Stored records

______

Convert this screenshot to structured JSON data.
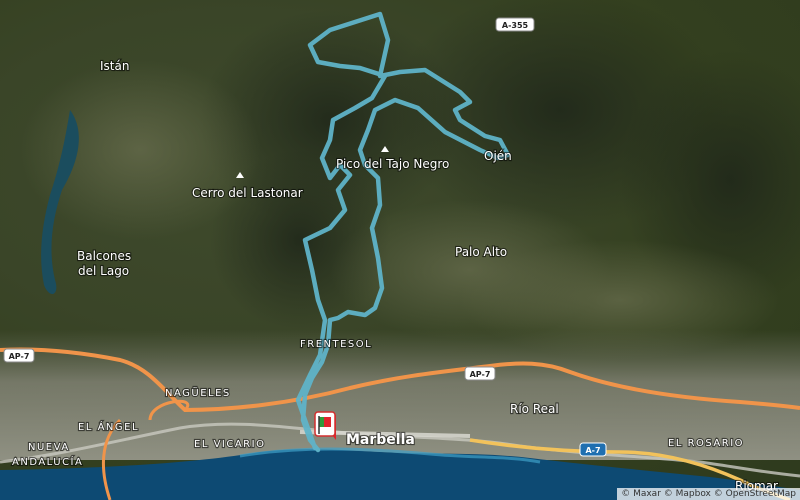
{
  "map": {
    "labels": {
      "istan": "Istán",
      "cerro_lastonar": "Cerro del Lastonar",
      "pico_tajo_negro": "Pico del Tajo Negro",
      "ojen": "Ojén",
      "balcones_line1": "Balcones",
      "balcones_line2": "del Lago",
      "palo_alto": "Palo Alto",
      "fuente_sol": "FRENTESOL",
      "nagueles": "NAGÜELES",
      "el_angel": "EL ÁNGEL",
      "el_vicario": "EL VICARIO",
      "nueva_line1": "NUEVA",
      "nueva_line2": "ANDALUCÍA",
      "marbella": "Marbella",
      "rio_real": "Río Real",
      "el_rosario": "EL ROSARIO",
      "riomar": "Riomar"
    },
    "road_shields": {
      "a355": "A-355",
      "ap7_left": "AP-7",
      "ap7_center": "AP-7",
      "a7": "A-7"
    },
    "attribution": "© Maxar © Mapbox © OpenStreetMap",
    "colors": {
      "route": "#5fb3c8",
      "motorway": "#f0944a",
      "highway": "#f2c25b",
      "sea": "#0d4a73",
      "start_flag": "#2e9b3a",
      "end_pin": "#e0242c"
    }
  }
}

______

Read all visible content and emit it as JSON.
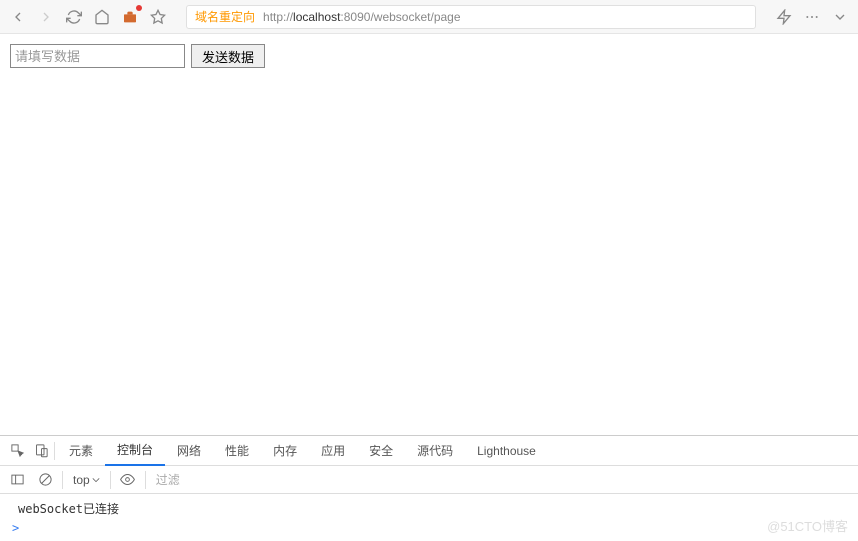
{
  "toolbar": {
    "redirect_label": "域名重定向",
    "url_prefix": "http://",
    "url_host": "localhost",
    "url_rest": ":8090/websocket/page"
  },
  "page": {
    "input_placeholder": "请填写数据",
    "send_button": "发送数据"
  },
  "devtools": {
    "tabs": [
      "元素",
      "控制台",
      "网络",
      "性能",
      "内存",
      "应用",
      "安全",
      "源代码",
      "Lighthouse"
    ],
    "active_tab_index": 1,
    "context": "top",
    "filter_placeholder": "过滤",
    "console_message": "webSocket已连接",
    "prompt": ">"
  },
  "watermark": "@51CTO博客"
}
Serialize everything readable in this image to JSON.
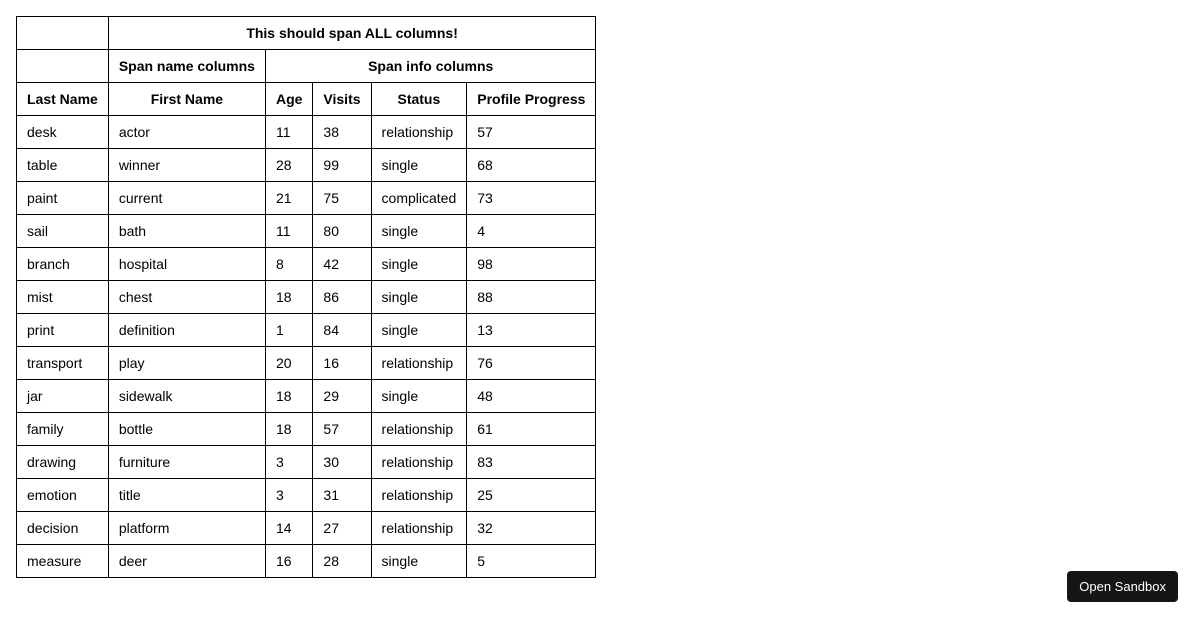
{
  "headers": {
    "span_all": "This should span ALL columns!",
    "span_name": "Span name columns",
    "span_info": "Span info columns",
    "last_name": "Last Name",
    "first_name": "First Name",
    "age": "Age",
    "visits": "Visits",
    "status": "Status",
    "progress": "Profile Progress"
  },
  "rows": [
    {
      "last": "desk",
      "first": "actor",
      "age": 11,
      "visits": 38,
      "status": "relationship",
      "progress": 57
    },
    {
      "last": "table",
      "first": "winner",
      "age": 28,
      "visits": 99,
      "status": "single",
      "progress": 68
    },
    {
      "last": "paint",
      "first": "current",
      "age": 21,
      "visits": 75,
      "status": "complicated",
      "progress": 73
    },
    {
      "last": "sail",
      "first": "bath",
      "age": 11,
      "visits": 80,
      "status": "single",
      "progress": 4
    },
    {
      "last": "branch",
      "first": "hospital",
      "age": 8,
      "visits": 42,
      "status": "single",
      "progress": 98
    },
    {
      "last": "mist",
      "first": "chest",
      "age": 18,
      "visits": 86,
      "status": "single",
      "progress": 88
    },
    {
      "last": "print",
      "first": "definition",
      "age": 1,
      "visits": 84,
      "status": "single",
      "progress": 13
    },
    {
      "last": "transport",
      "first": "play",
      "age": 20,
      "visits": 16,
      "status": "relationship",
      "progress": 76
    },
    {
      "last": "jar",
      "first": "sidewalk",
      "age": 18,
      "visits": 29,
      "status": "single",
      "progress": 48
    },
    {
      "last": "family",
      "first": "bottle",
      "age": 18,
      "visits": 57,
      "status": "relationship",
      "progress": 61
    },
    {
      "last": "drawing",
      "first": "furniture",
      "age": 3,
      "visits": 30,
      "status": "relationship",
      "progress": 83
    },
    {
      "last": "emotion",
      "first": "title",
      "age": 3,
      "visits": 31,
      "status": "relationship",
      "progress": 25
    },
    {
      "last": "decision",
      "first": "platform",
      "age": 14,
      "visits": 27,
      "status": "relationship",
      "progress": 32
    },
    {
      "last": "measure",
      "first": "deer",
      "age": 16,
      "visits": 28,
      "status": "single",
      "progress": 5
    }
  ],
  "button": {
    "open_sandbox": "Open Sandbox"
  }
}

______

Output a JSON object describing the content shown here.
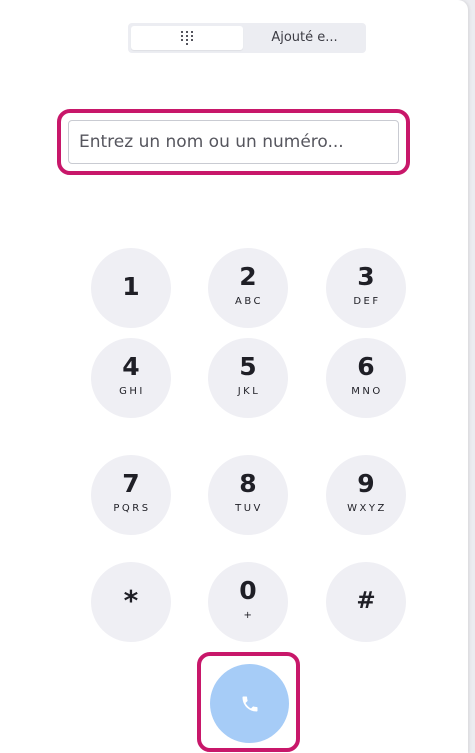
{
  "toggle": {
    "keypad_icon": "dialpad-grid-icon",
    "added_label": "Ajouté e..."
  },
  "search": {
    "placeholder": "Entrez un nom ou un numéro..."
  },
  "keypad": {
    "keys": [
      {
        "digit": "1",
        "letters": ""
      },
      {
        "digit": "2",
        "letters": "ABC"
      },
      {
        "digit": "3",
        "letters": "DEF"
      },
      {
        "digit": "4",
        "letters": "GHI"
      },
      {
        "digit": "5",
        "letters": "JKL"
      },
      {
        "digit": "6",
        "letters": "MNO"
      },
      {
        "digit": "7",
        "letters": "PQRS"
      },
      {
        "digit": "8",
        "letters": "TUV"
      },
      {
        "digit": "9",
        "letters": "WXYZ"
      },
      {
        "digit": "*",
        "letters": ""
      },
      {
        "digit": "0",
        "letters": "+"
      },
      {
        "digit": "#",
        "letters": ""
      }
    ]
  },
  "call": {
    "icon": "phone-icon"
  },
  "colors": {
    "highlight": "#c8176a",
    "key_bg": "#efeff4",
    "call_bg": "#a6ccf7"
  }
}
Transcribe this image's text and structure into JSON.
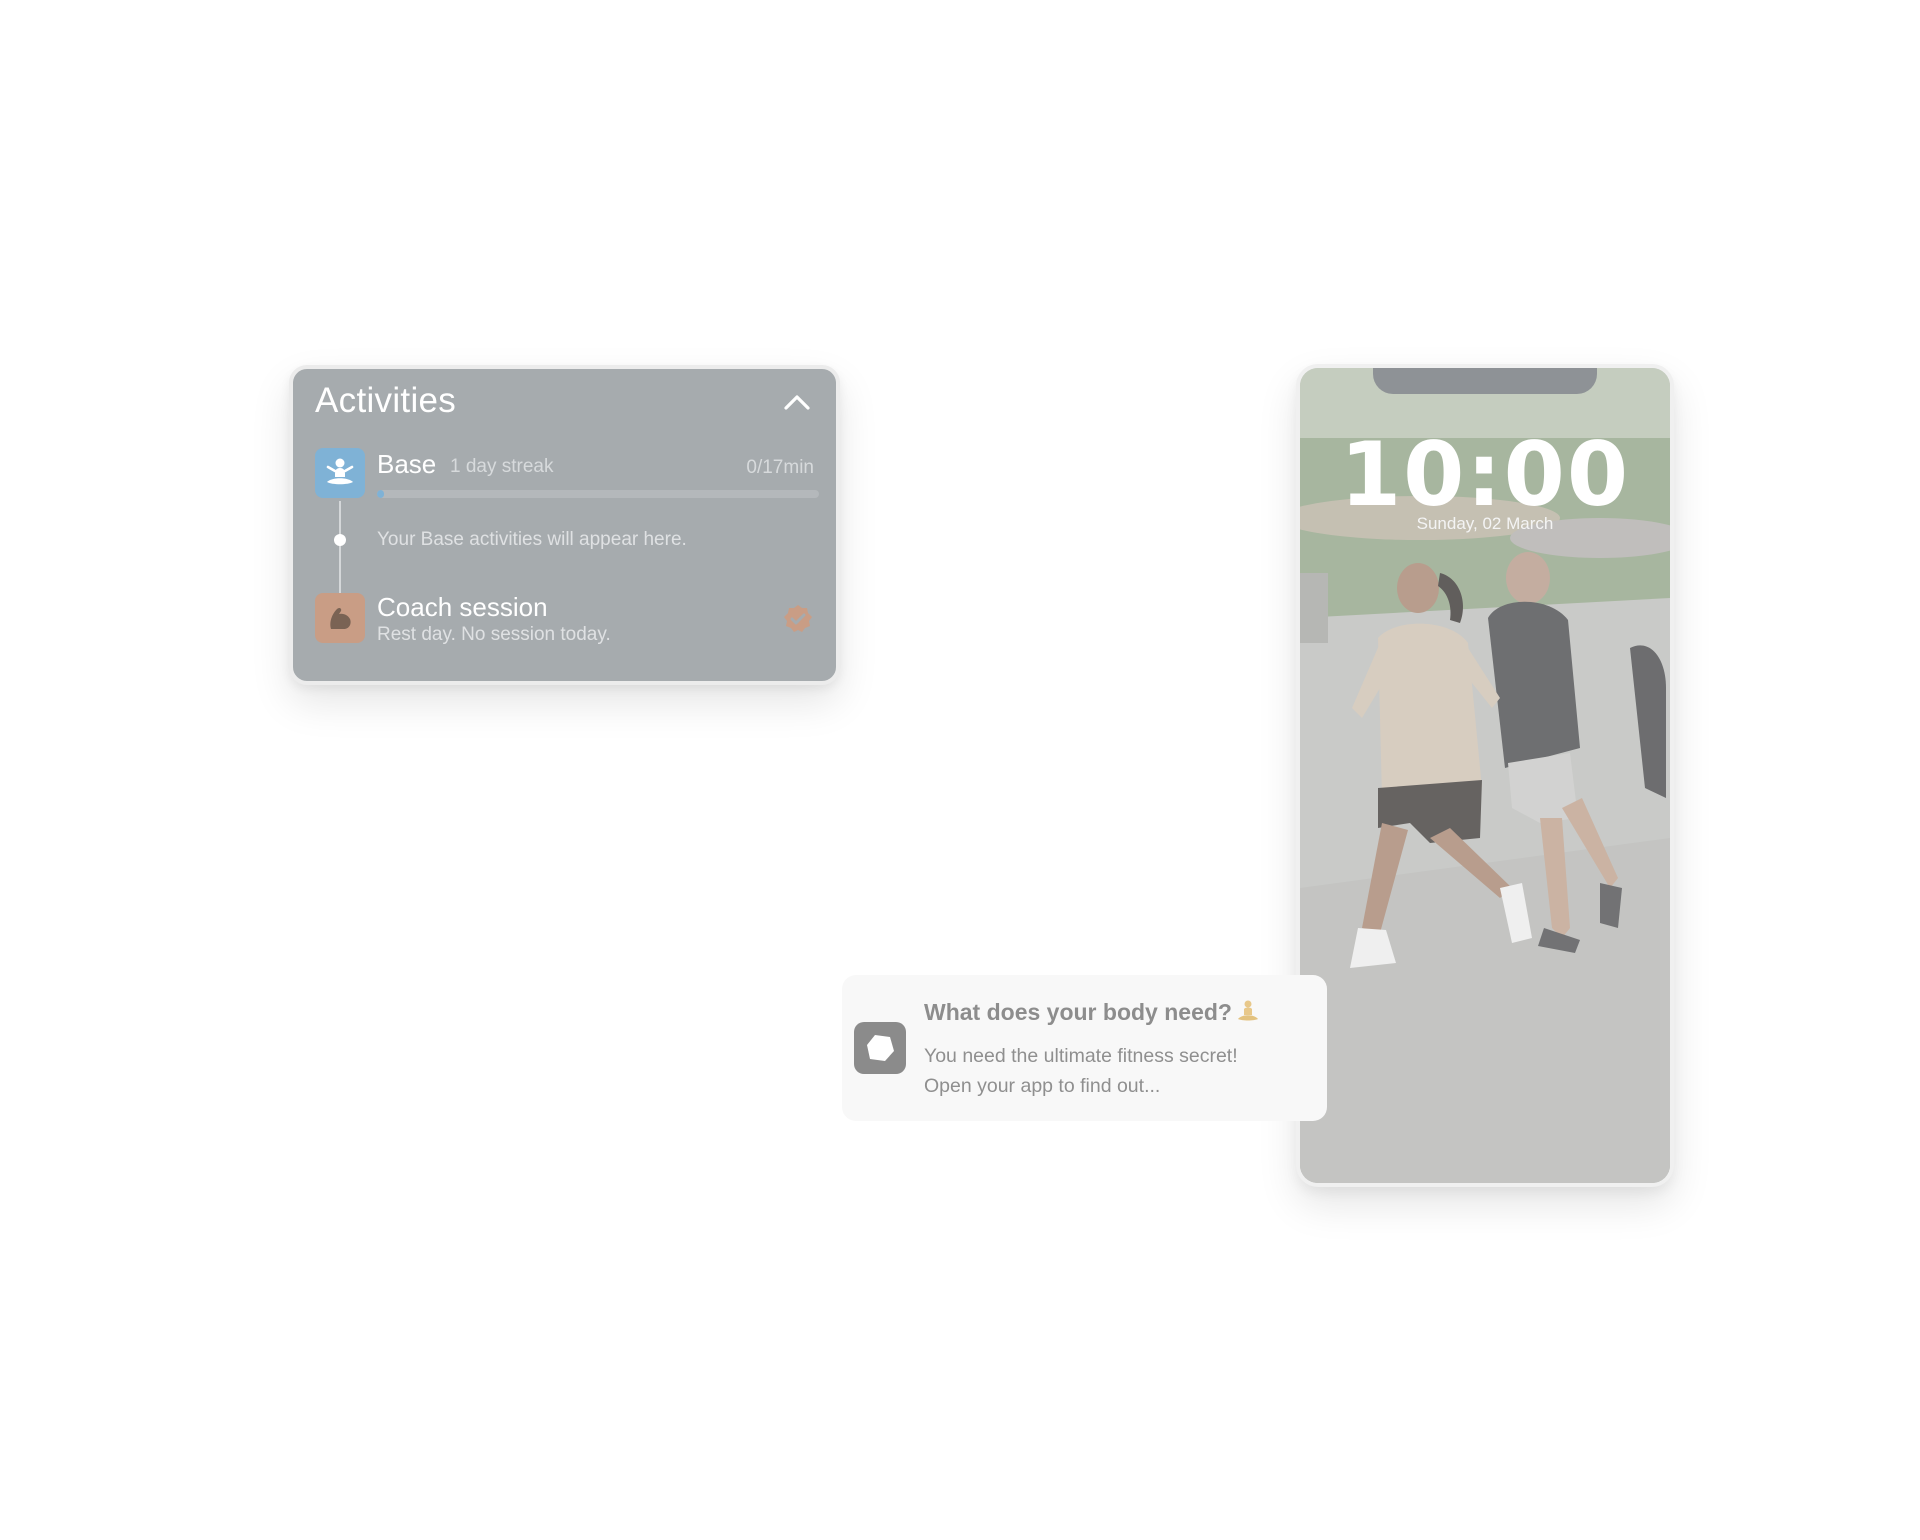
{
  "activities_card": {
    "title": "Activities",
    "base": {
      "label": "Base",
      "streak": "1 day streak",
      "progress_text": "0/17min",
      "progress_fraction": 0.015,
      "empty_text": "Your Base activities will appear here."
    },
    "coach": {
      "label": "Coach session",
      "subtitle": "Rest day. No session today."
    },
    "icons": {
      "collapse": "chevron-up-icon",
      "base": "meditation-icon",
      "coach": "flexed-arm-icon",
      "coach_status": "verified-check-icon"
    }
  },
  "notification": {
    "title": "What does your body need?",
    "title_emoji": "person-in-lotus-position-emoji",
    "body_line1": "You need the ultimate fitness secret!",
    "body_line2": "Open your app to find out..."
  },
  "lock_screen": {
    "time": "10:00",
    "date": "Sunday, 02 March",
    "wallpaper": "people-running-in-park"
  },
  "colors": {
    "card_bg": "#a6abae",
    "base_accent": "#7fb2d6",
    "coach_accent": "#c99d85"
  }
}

______

**Stated exercise**: Where a line holds the string "JSON", copy that line.

**Solution for this problem**:
Convert this screenshot to structured JSON data.
Read all visible content and emit it as JSON.
Serialize everything readable in this image to JSON.
Output a JSON object describing the content shown here.
Transcribe this image's text and structure into JSON.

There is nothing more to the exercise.